- **Set problem**:
Tally the lines that contain "hips" and report the total alone.

- **Input**:
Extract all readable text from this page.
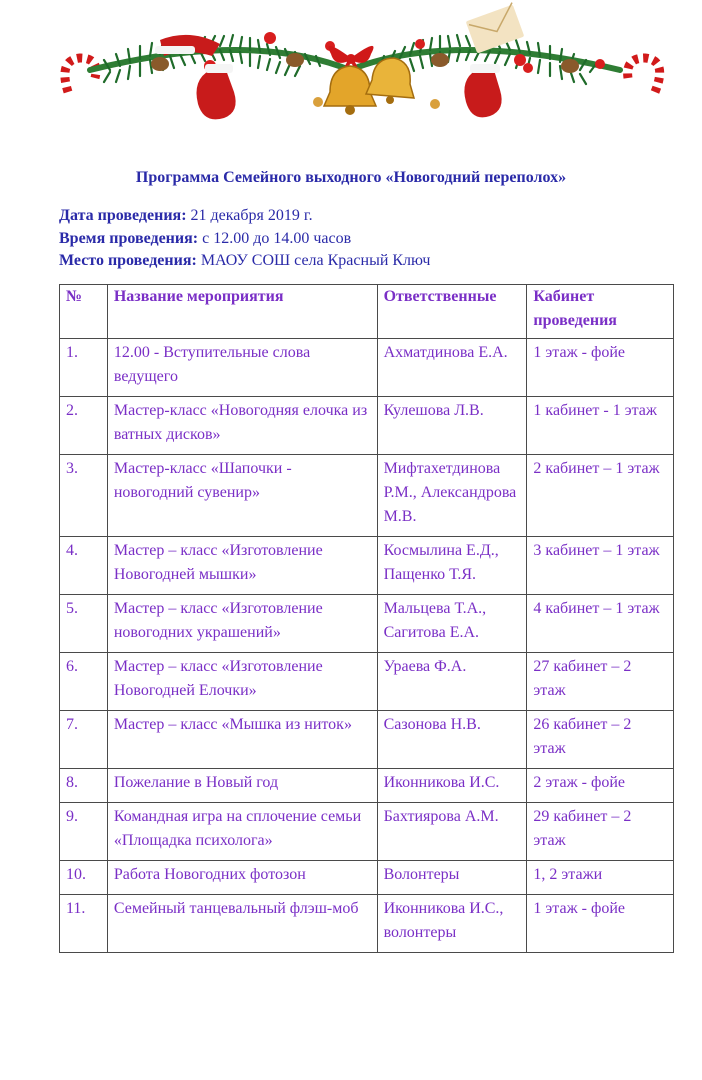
Программа Семейного выходного «Новогодний переполох»
Дата проведения: 21 декабря 2019 г.
Время проведения: с 12.00 до 14.00 часов
Место проведения: МАОУ СОШ села Красный Ключ
№	Название мероприятия	Ответственные	Кабинет проведения
1.	12.00 - Вступительные слова ведущего	Ахматдинова Е.А.	1 этаж - фойе
2.	Мастер-класс «Новогодняя елочка из ватных дисков»	Кулешова Л.В.	1 кабинет - 1 этаж
3.	Мастер-класс «Шапочки - новогодний сувенир»	Мифтахетдинова Р.М., Александрова М.В.	2 кабинет – 1 этаж
4.	Мастер – класс «Изготовление Новогодней мышки»	Космылина Е.Д., Пащенко Т.Я.	3 кабинет – 1 этаж
5.	Мастер – класс «Изготовление новогодних украшений»	Мальцева Т.А., Сагитова Е.А.	4 кабинет – 1 этаж
6.	Мастер – класс «Изготовление Новогодней Елочки»	Ураева Ф.А.	27 кабинет – 2 этаж
7.	Мастер – класс «Мышка из ниток»	Сазонова Н.В.	26 кабинет – 2 этаж
8.	Пожелание в Новый год	Иконникова И.С.	2 этаж - фойе
9.	Командная игра на сплочение семьи «Площадка психолога»	Бахтиярова А.М.	29 кабинет – 2 этаж
10.	Работа Новогодних фотозон	Волонтеры	1, 2 этажи
11.	Семейный танцевальный флэш-моб	Иконникова И.С., волонтеры	1 этаж - фойе
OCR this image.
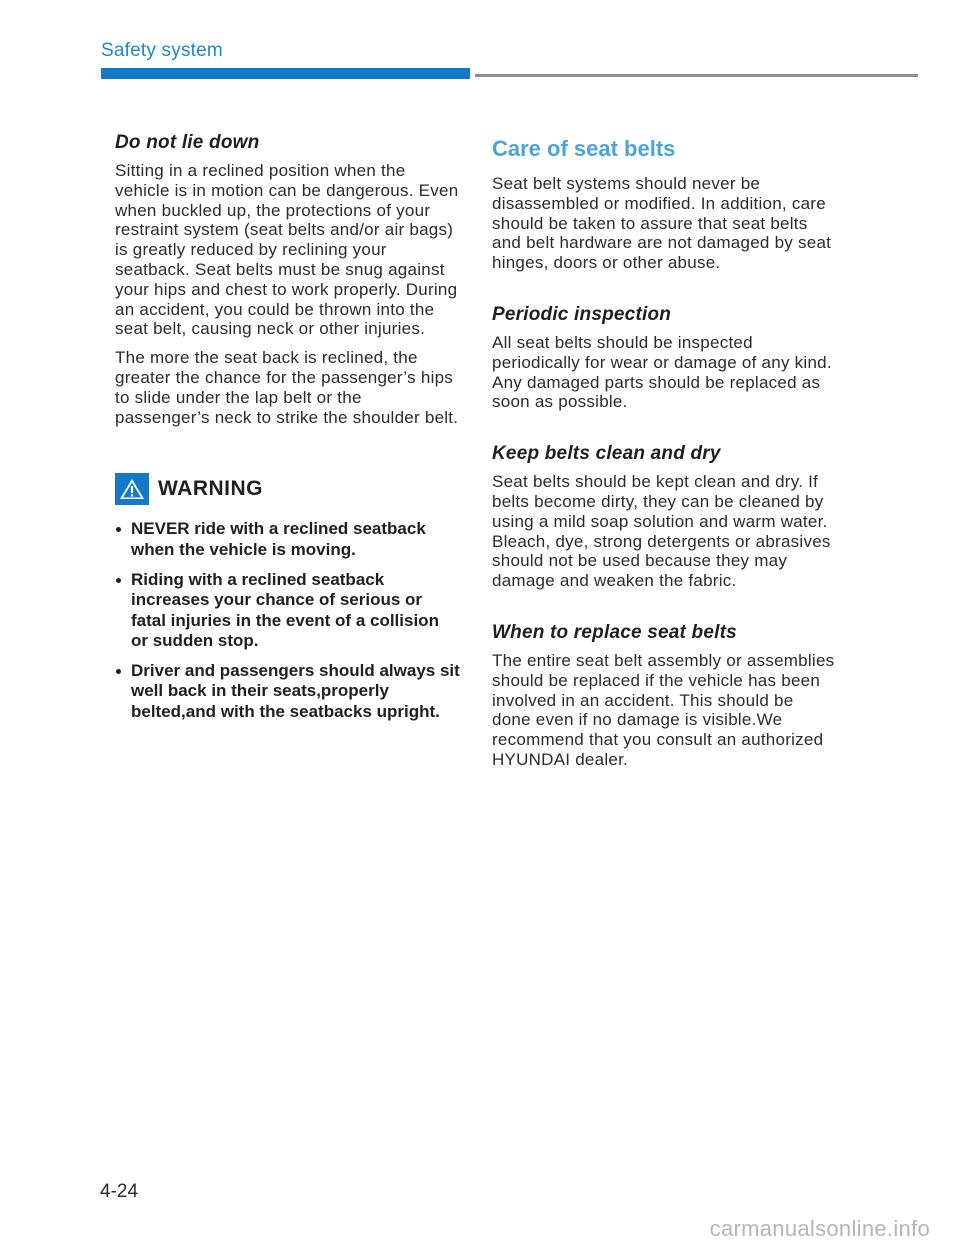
Safety system
Do not lie down

Sitting in a reclined position when the vehicle is in motion can be dangerous. Even when buckled up, the protections of your restraint system (seat belts and/or air bags) is greatly reduced by reclining your seatback. Seat belts must be snug against your hips and chest to work properly. During an accident, you could be thrown into the seat belt, causing neck or other injuries.

The more the seat back is reclined, the greater the chance for the passenger’s hips to slide under the lap belt or the passenger’s neck to strike the shoulder belt.

WARNING
NEVER ride with a reclined seatback when the vehicle is moving.
Riding with a reclined seatback increases your chance of serious or fatal injuries in the event of a collision or sudden stop.
Driver and passengers should always sit well back in their seats,properly belted,and with the seatbacks upright.
Care of seat belts

Seat belt systems should never be disassembled or modified. In addition, care should be taken to assure that seat belts and belt hardware are not damaged by seat hinges, doors or other abuse.

Periodic inspection

All seat belts should be inspected periodically for wear or damage of any kind. Any damaged parts should be replaced as soon as possible.

Keep belts clean and dry

Seat belts should be kept clean and dry. If belts become dirty, they can be cleaned by using a mild soap solution and warm water. Bleach, dye, strong detergents or abrasives should not be used because they may damage and weaken the fabric.

When to replace seat belts

The entire seat belt assembly or assemblies should be replaced if the vehicle has been involved in an accident. This should be done even if no damage is visible.We recommend that you consult an authorized HYUNDAI dealer.

4-24
carmanualsonline.info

- **Result**:
2